* Written instruction
Extract the complete data exactly as given.
>> START Provided information
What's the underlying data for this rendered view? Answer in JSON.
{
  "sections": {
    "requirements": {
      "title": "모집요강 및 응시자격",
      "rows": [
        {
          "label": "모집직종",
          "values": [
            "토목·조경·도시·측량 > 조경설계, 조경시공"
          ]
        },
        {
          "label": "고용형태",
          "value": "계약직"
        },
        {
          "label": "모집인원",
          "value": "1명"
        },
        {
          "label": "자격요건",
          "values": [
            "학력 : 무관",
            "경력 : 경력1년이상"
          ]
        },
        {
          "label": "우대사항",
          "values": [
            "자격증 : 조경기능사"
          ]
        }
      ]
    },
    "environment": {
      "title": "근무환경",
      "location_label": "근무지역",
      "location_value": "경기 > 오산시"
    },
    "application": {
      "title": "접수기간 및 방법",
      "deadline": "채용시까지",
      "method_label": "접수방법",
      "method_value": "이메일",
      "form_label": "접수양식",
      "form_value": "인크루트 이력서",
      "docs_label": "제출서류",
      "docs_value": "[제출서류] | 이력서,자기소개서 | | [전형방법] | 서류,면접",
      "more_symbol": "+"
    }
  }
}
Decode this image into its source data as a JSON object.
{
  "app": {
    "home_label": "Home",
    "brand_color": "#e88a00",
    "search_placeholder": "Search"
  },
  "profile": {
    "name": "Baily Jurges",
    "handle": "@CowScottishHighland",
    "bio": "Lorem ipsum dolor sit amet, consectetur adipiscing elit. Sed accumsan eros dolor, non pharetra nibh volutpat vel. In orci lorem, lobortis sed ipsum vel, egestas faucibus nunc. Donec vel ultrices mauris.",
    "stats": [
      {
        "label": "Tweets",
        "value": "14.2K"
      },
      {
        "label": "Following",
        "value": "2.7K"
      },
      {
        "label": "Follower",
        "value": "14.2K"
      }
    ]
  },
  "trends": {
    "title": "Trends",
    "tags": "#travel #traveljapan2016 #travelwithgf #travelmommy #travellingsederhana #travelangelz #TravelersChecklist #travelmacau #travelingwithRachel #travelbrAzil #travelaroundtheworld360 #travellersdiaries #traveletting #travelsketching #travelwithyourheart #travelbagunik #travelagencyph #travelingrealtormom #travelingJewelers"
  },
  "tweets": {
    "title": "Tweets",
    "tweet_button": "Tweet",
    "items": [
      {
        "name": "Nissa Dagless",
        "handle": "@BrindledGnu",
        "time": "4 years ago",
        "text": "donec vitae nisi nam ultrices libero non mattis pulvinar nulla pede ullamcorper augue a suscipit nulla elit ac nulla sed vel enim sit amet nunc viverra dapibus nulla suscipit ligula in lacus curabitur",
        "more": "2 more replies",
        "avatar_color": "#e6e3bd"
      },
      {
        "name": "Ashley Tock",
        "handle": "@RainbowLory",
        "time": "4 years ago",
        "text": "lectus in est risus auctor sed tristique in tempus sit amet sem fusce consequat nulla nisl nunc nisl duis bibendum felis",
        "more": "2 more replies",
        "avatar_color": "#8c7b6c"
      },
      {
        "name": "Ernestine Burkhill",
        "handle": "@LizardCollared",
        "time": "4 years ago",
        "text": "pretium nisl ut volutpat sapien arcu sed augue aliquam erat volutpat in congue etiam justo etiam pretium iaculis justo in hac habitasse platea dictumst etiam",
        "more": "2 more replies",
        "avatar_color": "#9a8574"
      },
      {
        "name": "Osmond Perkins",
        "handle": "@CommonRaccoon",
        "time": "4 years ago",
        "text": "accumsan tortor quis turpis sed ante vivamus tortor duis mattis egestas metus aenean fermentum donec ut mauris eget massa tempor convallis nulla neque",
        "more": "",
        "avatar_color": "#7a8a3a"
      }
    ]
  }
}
>> END Provided information
* Finished exercise
What's the underlying data for this rendered view? Answer in JSON.
{
  "sections": {
    "requirements": {
      "title": "모집요강 및 응시자격",
      "rows": [
        {
          "label": "모집직종",
          "values": [
            "토목·조경·도시·측량 > 조경설계, 조경시공"
          ]
        },
        {
          "label": "고용형태",
          "value": "계약직"
        },
        {
          "label": "모집인원",
          "value": "1명"
        },
        {
          "label": "자격요건",
          "values": [
            "학력 : 무관",
            "경력 : 경력1년이상"
          ]
        },
        {
          "label": "우대사항",
          "values": [
            "자격증 : 조경기능사"
          ]
        }
      ]
    },
    "environment": {
      "title": "근무환경",
      "location_label": "근무지역",
      "location_value": "경기 > 오산시"
    },
    "application": {
      "title": "접수기간 및 방법",
      "deadline": "채용시까지",
      "method_label": "접수방법",
      "method_value": "이메일",
      "form_label": "접수양식",
      "form_value": "인크루트 이력서",
      "docs_label": "제출서류",
      "docs_value": "[제출서류] | 이력서,자기소개서 | | [전형방법] | 서류,면접",
      "more_symbol": "+"
    }
  }
}
Decode this image into its source data as a JSON object.
{
  "app": {
    "home_label": "Home",
    "brand_color": "#e88a00",
    "search_placeholder": "Search"
  },
  "profile": {
    "name": "Baily Jurges",
    "handle": "@CowScottishHighland",
    "bio": "Lorem ipsum dolor sit amet, consectetur adipiscing elit. Sed accumsan eros dolor, non pharetra nibh volutpat vel. In orci lorem, lobortis sed ipsum vel, egestas faucibus nunc. Donec vel ultrices mauris.",
    "stats": [
      {
        "label": "Tweets",
        "value": "14.2K"
      },
      {
        "label": "Following",
        "value": "2.7K"
      },
      {
        "label": "Follower",
        "value": "14.2K"
      }
    ]
  },
  "trends": {
    "title": "Trends",
    "tags": "#travel #traveljapan2016 #travelwithgf #travelmommy #travellingsederhana #travelangelz #TravelersChecklist #travelmacau #travelingwithRachel #travelbrAzil #travelaroundtheworld360 #travellersdiaries #traveletting #travelsketching #travelwithyourheart #travelbagunik #travelagencyph #travelingrealtormom #travelingJewelers"
  },
  "tweets": {
    "title": "Tweets",
    "tweet_button": "Tweet",
    "items": [
      {
        "name": "Nissa Dagless",
        "handle": "@BrindledGnu",
        "time": "4 years ago",
        "text": "donec vitae nisi nam ultrices libero non mattis pulvinar nulla pede ullamcorper augue a suscipit nulla elit ac nulla sed vel enim sit amet nunc viverra dapibus nulla suscipit ligula in lacus curabitur",
        "more": "2 more replies",
        "avatar_color": "#e6e3bd"
      },
      {
        "name": "Ashley Tock",
        "handle": "@RainbowLory",
        "time": "4 years ago",
        "text": "lectus in est risus auctor sed tristique in tempus sit amet sem fusce consequat nulla nisl nunc nisl duis bibendum felis",
        "more": "2 more replies",
        "avatar_color": "#8c7b6c"
      },
      {
        "name": "Ernestine Burkhill",
        "handle": "@LizardCollared",
        "time": "4 years ago",
        "text": "pretium nisl ut volutpat sapien arcu sed augue aliquam erat volutpat in congue etiam justo etiam pretium iaculis justo in hac habitasse platea dictumst etiam",
        "more": "2 more replies",
        "avatar_color": "#9a8574"
      },
      {
        "name": "Osmond Perkins",
        "handle": "@CommonRaccoon",
        "time": "4 years ago",
        "text": "accumsan tortor quis turpis sed ante vivamus tortor duis mattis egestas metus aenean fermentum donec ut mauris eget massa tempor convallis nulla neque",
        "more": "",
        "avatar_color": "#7a8a3a"
      }
    ]
  }
}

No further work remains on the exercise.